SUPPLIED MATERIAL:

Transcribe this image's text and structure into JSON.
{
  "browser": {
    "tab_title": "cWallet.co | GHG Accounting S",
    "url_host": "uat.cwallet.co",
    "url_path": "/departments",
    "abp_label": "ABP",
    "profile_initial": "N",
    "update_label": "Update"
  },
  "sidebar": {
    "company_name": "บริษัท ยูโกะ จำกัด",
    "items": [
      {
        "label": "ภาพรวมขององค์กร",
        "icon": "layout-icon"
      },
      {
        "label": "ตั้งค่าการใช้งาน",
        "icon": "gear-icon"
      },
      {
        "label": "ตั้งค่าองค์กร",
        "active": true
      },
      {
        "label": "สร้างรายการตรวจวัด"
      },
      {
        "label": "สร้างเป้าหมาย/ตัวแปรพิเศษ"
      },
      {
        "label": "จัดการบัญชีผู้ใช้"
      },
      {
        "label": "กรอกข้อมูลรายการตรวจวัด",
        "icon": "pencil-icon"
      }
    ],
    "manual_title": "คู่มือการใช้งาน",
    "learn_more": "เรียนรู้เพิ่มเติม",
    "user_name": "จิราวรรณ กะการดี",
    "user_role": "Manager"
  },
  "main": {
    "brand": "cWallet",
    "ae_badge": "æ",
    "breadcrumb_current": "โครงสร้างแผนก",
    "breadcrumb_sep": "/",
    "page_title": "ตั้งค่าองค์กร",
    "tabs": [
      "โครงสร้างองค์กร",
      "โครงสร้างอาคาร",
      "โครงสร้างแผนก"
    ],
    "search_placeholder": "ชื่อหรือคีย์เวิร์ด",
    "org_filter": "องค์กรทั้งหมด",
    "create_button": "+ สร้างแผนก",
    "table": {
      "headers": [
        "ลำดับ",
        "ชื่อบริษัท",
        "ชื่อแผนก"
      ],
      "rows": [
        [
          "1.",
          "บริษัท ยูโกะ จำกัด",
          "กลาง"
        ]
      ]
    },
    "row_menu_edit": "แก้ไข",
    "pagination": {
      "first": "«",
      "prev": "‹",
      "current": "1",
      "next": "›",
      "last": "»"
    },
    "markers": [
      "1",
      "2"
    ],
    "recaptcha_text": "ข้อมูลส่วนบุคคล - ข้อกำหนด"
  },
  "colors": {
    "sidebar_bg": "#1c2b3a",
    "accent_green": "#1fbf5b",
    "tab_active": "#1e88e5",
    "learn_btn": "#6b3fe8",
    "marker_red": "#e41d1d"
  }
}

WHAT THE TASK REQUIRES: Lines of the listing that contain the word "icon" are to be counted; report only their number.

SOLUTION BELOW: 3